▶ _WHAT IS ASKED_:
Every entry below should be transcribed exactly; pictures stay out of the copy.

▶ _INFORMATION GIVEN_:
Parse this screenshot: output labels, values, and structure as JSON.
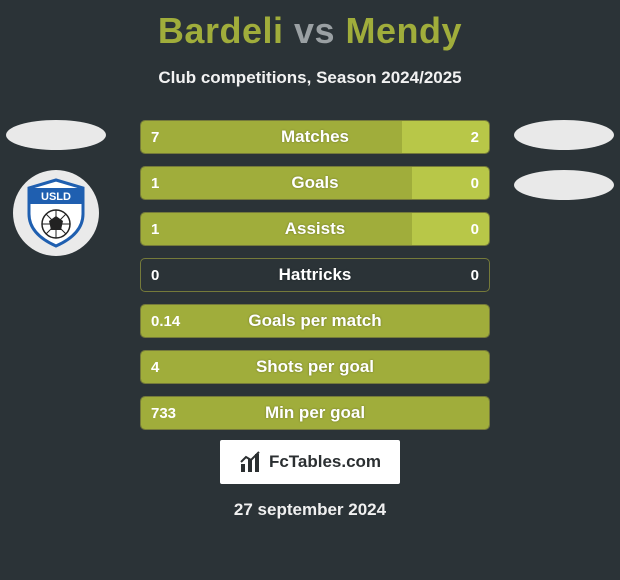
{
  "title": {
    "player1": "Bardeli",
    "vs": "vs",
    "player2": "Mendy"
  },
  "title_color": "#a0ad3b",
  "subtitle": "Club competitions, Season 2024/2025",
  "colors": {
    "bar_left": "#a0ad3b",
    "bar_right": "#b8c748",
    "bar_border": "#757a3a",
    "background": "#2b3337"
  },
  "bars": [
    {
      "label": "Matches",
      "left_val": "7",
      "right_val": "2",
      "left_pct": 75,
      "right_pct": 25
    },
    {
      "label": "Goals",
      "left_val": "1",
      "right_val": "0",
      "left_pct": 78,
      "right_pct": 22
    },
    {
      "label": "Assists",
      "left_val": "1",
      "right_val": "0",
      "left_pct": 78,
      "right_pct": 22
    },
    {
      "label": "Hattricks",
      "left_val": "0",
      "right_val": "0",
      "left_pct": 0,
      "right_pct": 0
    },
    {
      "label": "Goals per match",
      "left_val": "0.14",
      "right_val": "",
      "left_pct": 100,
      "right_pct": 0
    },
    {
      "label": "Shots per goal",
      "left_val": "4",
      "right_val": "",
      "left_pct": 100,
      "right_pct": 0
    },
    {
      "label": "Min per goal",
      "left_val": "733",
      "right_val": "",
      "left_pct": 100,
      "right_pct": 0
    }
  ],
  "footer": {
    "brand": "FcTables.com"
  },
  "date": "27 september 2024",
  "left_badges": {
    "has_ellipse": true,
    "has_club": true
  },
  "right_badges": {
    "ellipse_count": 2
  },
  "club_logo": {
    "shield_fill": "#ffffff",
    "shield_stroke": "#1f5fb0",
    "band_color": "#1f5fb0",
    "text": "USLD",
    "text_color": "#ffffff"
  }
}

▶ _ANSWER TO THIS EXERCISE_:
Parse this screenshot: output labels, values, and structure as JSON.
{
  "title": {
    "player1": "Bardeli",
    "vs": "vs",
    "player2": "Mendy"
  },
  "title_color": "#a0ad3b",
  "subtitle": "Club competitions, Season 2024/2025",
  "colors": {
    "bar_left": "#a0ad3b",
    "bar_right": "#b8c748",
    "bar_border": "#757a3a",
    "background": "#2b3337"
  },
  "bars": [
    {
      "label": "Matches",
      "left_val": "7",
      "right_val": "2",
      "left_pct": 75,
      "right_pct": 25
    },
    {
      "label": "Goals",
      "left_val": "1",
      "right_val": "0",
      "left_pct": 78,
      "right_pct": 22
    },
    {
      "label": "Assists",
      "left_val": "1",
      "right_val": "0",
      "left_pct": 78,
      "right_pct": 22
    },
    {
      "label": "Hattricks",
      "left_val": "0",
      "right_val": "0",
      "left_pct": 0,
      "right_pct": 0
    },
    {
      "label": "Goals per match",
      "left_val": "0.14",
      "right_val": "",
      "left_pct": 100,
      "right_pct": 0
    },
    {
      "label": "Shots per goal",
      "left_val": "4",
      "right_val": "",
      "left_pct": 100,
      "right_pct": 0
    },
    {
      "label": "Min per goal",
      "left_val": "733",
      "right_val": "",
      "left_pct": 100,
      "right_pct": 0
    }
  ],
  "footer": {
    "brand": "FcTables.com"
  },
  "date": "27 september 2024",
  "left_badges": {
    "has_ellipse": true,
    "has_club": true
  },
  "right_badges": {
    "ellipse_count": 2
  },
  "club_logo": {
    "shield_fill": "#ffffff",
    "shield_stroke": "#1f5fb0",
    "band_color": "#1f5fb0",
    "text": "USLD",
    "text_color": "#ffffff"
  }
}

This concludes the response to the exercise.